* Task
Copy the records below exactly, omitting any pictures they contain.

* Dataset records
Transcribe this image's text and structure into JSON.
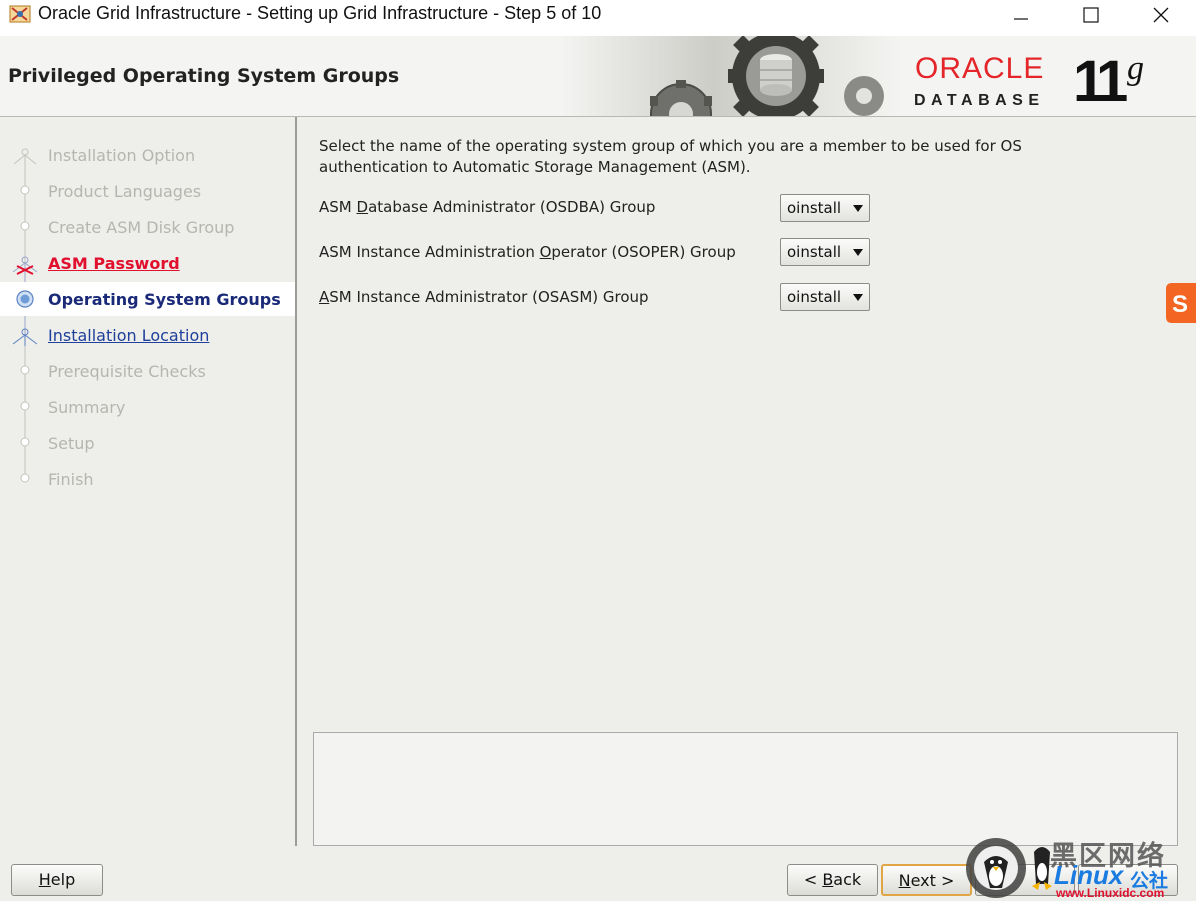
{
  "window": {
    "title": "Oracle Grid Infrastructure - Setting up Grid Infrastructure - Step 5 of 10"
  },
  "header": {
    "title": "Privileged Operating System Groups",
    "brand": "ORACLE",
    "product": "DATABASE",
    "version_major": "11",
    "version_suffix": "g"
  },
  "steps": [
    {
      "label": "Installation Option",
      "state": "done"
    },
    {
      "label": "Product Languages",
      "state": "done"
    },
    {
      "label": "Create ASM Disk Group",
      "state": "done"
    },
    {
      "label": "ASM Password",
      "state": "error"
    },
    {
      "label": "Operating System Groups",
      "state": "current"
    },
    {
      "label": "Installation Location",
      "state": "link"
    },
    {
      "label": "Prerequisite Checks",
      "state": "pending"
    },
    {
      "label": "Summary",
      "state": "pending"
    },
    {
      "label": "Setup",
      "state": "pending"
    },
    {
      "label": "Finish",
      "state": "pending"
    }
  ],
  "main": {
    "instructions": "Select the name of the operating system group of which you are a member to be used for OS authentication to Automatic Storage Management (ASM).",
    "groups": [
      {
        "label_pre": "ASM ",
        "mnemonic": "D",
        "label_post": "atabase Administrator (OSDBA) Group",
        "value": "oinstall"
      },
      {
        "label_pre": "ASM Instance Administration ",
        "mnemonic": "O",
        "label_post": "perator (OSOPER) Group",
        "value": "oinstall"
      },
      {
        "label_pre": "",
        "mnemonic": "A",
        "label_post": "SM Instance Administrator (OSASM) Group",
        "value": "oinstall"
      }
    ]
  },
  "buttons": {
    "help_mn": "H",
    "help_rest": "elp",
    "back_pre": "< ",
    "back_mn": "B",
    "back_rest": "ack",
    "next_mn": "N",
    "next_rest": "ext >"
  },
  "watermark": {
    "text1": "黑区网络",
    "text2": "Linux",
    "text3": "公社",
    "url": "www.Linuxidc.com"
  },
  "colors": {
    "oracle_red": "#e4262a",
    "error_red": "#e0102e",
    "link_blue": "#1e3f9a",
    "current_blue": "#1a2a78"
  }
}
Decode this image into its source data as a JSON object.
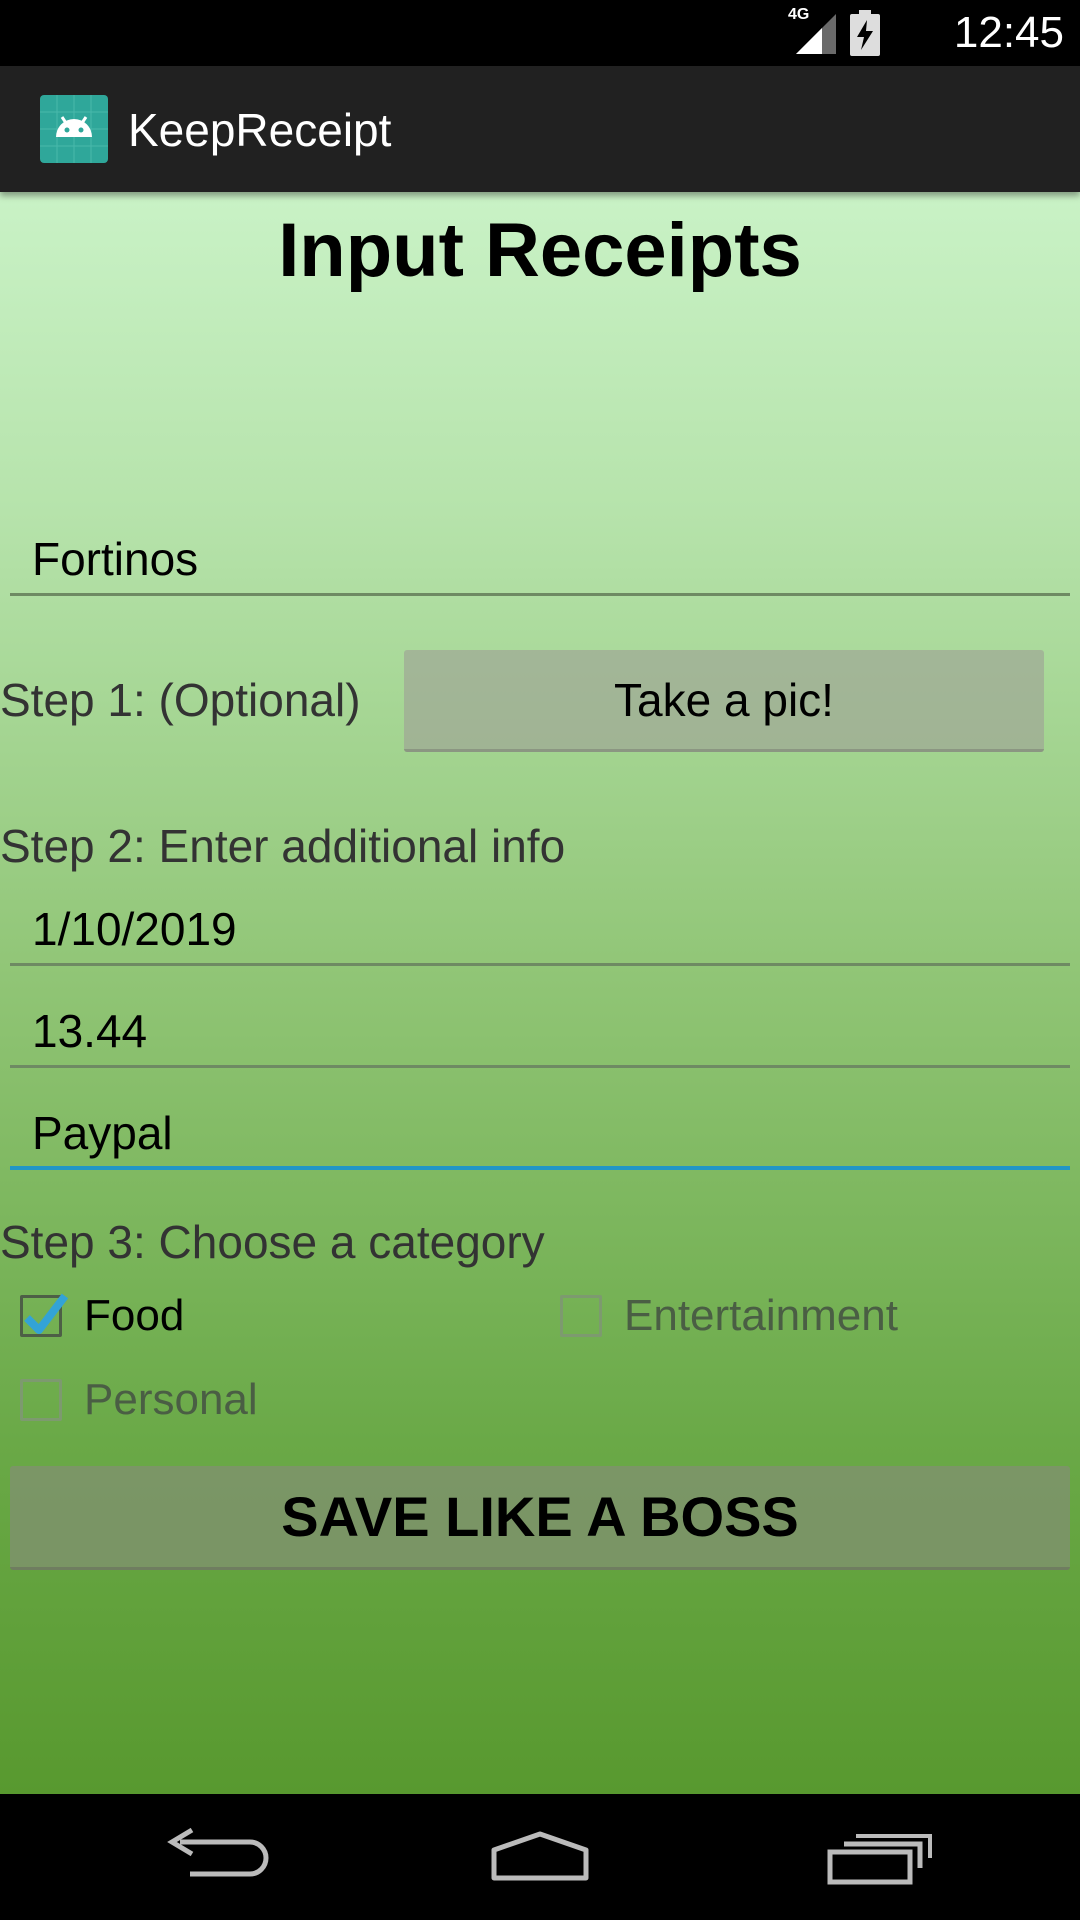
{
  "status_bar": {
    "network": "4G",
    "time": "12:45",
    "icons": [
      "signal-icon",
      "battery-charging-icon"
    ]
  },
  "action_bar": {
    "app_icon": "android-icon",
    "app_title": "KeepReceipt"
  },
  "main": {
    "title": "Input Receipts",
    "store_field": {
      "value": "Fortinos"
    },
    "step1": {
      "label": "Step 1: (Optional)",
      "button_label": "Take a pic!"
    },
    "step2": {
      "label": "Step 2: Enter additional info",
      "date_field": {
        "value": "1/10/2019"
      },
      "amount_field": {
        "value": "13.44"
      },
      "payment_field": {
        "value": "Paypal"
      }
    },
    "step3": {
      "label": "Step 3: Choose a category",
      "categories": [
        {
          "label": "Food",
          "checked": true
        },
        {
          "label": "Entertainment",
          "checked": false
        },
        {
          "label": "Personal",
          "checked": false
        }
      ]
    },
    "save_button_label": "SAVE LIKE A BOSS"
  },
  "nav_bar": {
    "buttons": [
      "back-icon",
      "home-icon",
      "recent-apps-icon"
    ]
  },
  "colors": {
    "accent": "#2196c6",
    "action_bar": "#212121",
    "app_icon": "#2fa79a"
  }
}
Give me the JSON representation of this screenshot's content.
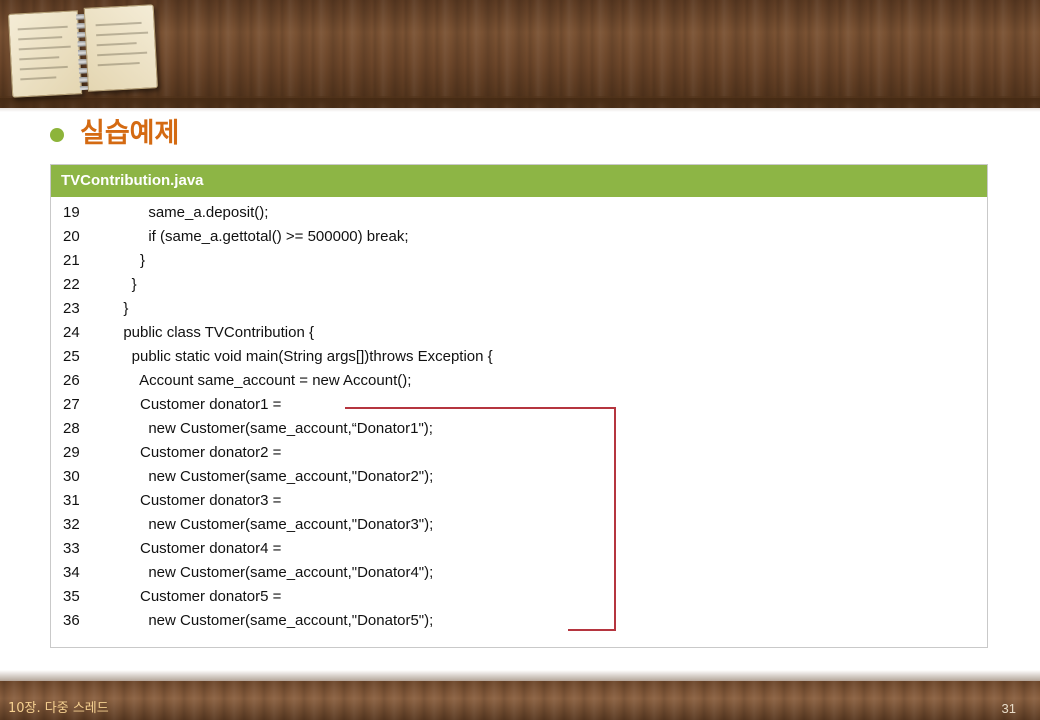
{
  "slide": {
    "title": "실습예제",
    "footer_chapter": "10장. 다중 스레드",
    "page_number": "31"
  },
  "code_box": {
    "filename": "TVContribution.java",
    "lines": [
      {
        "no": "19",
        "code": "        same_a.deposit();"
      },
      {
        "no": "20",
        "code": "        if (same_a.gettotal() >= 500000) break;"
      },
      {
        "no": "21",
        "code": "      }"
      },
      {
        "no": "22",
        "code": "    }"
      },
      {
        "no": "23",
        "code": "  }"
      },
      {
        "no": "24",
        "code": "  public class TVContribution {"
      },
      {
        "no": "25",
        "code": "    public static void main(String args[])throws Exception {"
      },
      {
        "no": "26",
        "code": "      Account same_account = new Account();"
      },
      {
        "no": "27",
        "code": "      Customer donator1 ="
      },
      {
        "no": "28",
        "code": "        new Customer(same_account,“Donator1\");"
      },
      {
        "no": "29",
        "code": "      Customer donator2 ="
      },
      {
        "no": "30",
        "code": "        new Customer(same_account,\"Donator2\");"
      },
      {
        "no": "31",
        "code": "      Customer donator3 ="
      },
      {
        "no": "32",
        "code": "        new Customer(same_account,\"Donator3\");"
      },
      {
        "no": "33",
        "code": "      Customer donator4 ="
      },
      {
        "no": "34",
        "code": "        new Customer(same_account,\"Donator4\");"
      },
      {
        "no": "35",
        "code": "      Customer donator5 ="
      },
      {
        "no": "36",
        "code": "        new Customer(same_account,\"Donator5\");"
      }
    ]
  },
  "colors": {
    "header_green": "#8db545",
    "title_orange": "#d46a12",
    "bullet_green": "#8db43a",
    "bracket_red": "#b5353f"
  }
}
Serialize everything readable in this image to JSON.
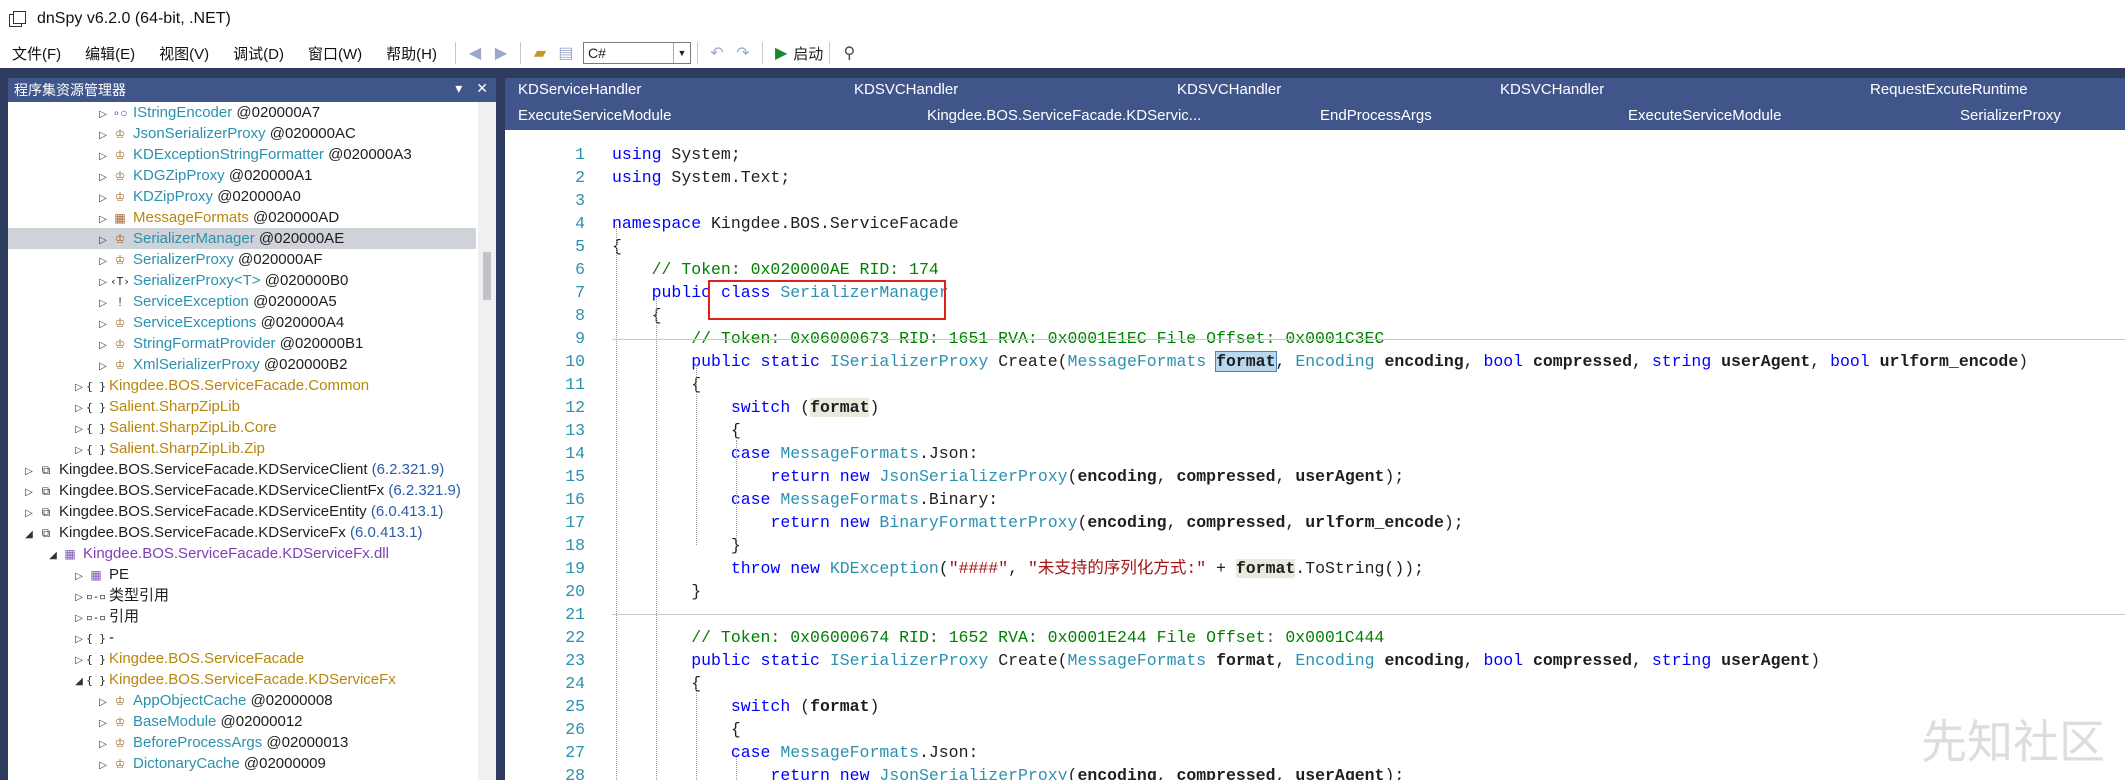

* The response
Transcribe this image's text and structure into JSON.
{
  "window": {
    "title": "Oracle Grid Infrastructure - Setting up Grid Infrastructure - Step 5 of 10"
  },
  "header": {
    "title": "Privileged Operating System Groups",
    "brand": "ORACLE",
    "product": "DATABASE",
    "version_major": "11",
    "version_suffix": "g"
  },
  "steps": [
    {
      "label": "Installation Option",
      "state": "done"
    },
    {
      "label": "Product Languages",
      "state": "done"
    },
    {
      "label": "Create ASM Disk Group",
      "state": "done"
    },
    {
      "label": "ASM Password",
      "state": "error"
    },
    {
      "label": "Operating System Groups",
      "state": "current"
    },
    {
      "label": "Installation Location",
      "state": "link"
    },
    {
      "label": "Prerequisite Checks",
      "state": "pending"
    },
    {
      "label": "Summary",
      "state": "pending"
    },
    {
      "label": "Setup",
      "state": "pending"
    },
    {
      "label": "Finish",
      "state": "pending"
    }
  ],
  "main": {
    "instructions": "Select the name of the operating system group of which you are a member to be used for OS authentication to Automatic Storage Management (ASM).",
    "groups": [
      {
        "label_pre": "ASM ",
        "mnemonic": "D",
        "label_post": "atabase Administrator (OSDBA) Group",
        "value": "oinstall"
      },
      {
        "label_pre": "ASM Instance Administration ",
        "mnemonic": "O",
        "label_post": "perator (OSOPER) Group",
        "value": "oinstall"
      },
      {
        "label_pre": "",
        "mnemonic": "A",
        "label_post": "SM Instance Administrator (OSASM) Group",
        "value": "oinstall"
      }
    ]
  },
  "buttons": {
    "help_mn": "H",
    "help_rest": "elp",
    "back_pre": "< ",
    "back_mn": "B",
    "back_rest": "ack",
    "next_mn": "N",
    "next_rest": "ext >"
  },
  "watermark": {
    "text1": "黑区网络",
    "text2": "Linux",
    "text3": "公社",
    "url": "www.Linuxidc.com"
  },
  "colors": {
    "oracle_red": "#e4262a",
    "error_red": "#e0102e",
    "link_blue": "#1e3f9a",
    "current_blue": "#1a2a78"
  }
}
Decode this image into its source data as a JSON object.
{
  "status_bar": {
    "network": "4G",
    "time": "12:45",
    "icons": [
      "signal-icon",
      "battery-charging-icon"
    ]
  },
  "action_bar": {
    "app_icon": "android-icon",
    "app_title": "KeepReceipt"
  },
  "main": {
    "title": "Input Receipts",
    "store_field": {
      "value": "Fortinos"
    },
    "step1": {
      "label": "Step 1: (Optional)",
      "button_label": "Take a pic!"
    },
    "step2": {
      "label": "Step 2: Enter additional info",
      "date_field": {
        "value": "1/10/2019"
      },
      "amount_field": {
        "value": "13.44"
      },
      "payment_field": {
        "value": "Paypal"
      }
    },
    "step3": {
      "label": "Step 3: Choose a category",
      "categories": [
        {
          "label": "Food",
          "checked": true
        },
        {
          "label": "Entertainment",
          "checked": false
        },
        {
          "label": "Personal",
          "checked": false
        }
      ]
    },
    "save_button_label": "SAVE LIKE A BOSS"
  },
  "nav_bar": {
    "buttons": [
      "back-icon",
      "home-icon",
      "recent-apps-icon"
    ]
  },
  "colors": {
    "accent": "#2196c6",
    "action_bar": "#212121",
    "app_icon": "#2fa79a"
  }
}
Give me the JSON representation of this screenshot's content.
{
  "slide": {
    "title": "실습예제",
    "footer_chapter": "10장. 다중 스레드",
    "page_number": "31"
  },
  "code_box": {
    "filename": "TVContribution.java",
    "lines": [
      {
        "no": "19",
        "code": "        same_a.deposit();"
      },
      {
        "no": "20",
        "code": "        if (same_a.gettotal() >= 500000) break;"
      },
      {
        "no": "21",
        "code": "      }"
      },
      {
        "no": "22",
        "code": "    }"
      },
      {
        "no": "23",
        "code": "  }"
      },
      {
        "no": "24",
        "code": "  public class TVContribution {"
      },
      {
        "no": "25",
        "code": "    public static void main(String args[])throws Exception {"
      },
      {
        "no": "26",
        "code": "      Account same_account = new Account();"
      },
      {
        "no": "27",
        "code": "      Customer donator1 ="
      },
      {
        "no": "28",
        "code": "        new Customer(same_account,“Donator1\");"
      },
      {
        "no": "29",
        "code": "      Customer donator2 ="
      },
      {
        "no": "30",
        "code": "        new Customer(same_account,\"Donator2\");"
      },
      {
        "no": "31",
        "code": "      Customer donator3 ="
      },
      {
        "no": "32",
        "code": "        new Customer(same_account,\"Donator3\");"
      },
      {
        "no": "33",
        "code": "      Customer donator4 ="
      },
      {
        "no": "34",
        "code": "        new Customer(same_account,\"Donator4\");"
      },
      {
        "no": "35",
        "code": "      Customer donator5 ="
      },
      {
        "no": "36",
        "code": "        new Customer(same_account,\"Donator5\");"
      }
    ]
  },
  "colors": {
    "header_green": "#8db545",
    "title_orange": "#d46a12",
    "bullet_green": "#8db43a",
    "bracket_red": "#b5353f"
  }
}
Serialize everything readable in this image to JSON.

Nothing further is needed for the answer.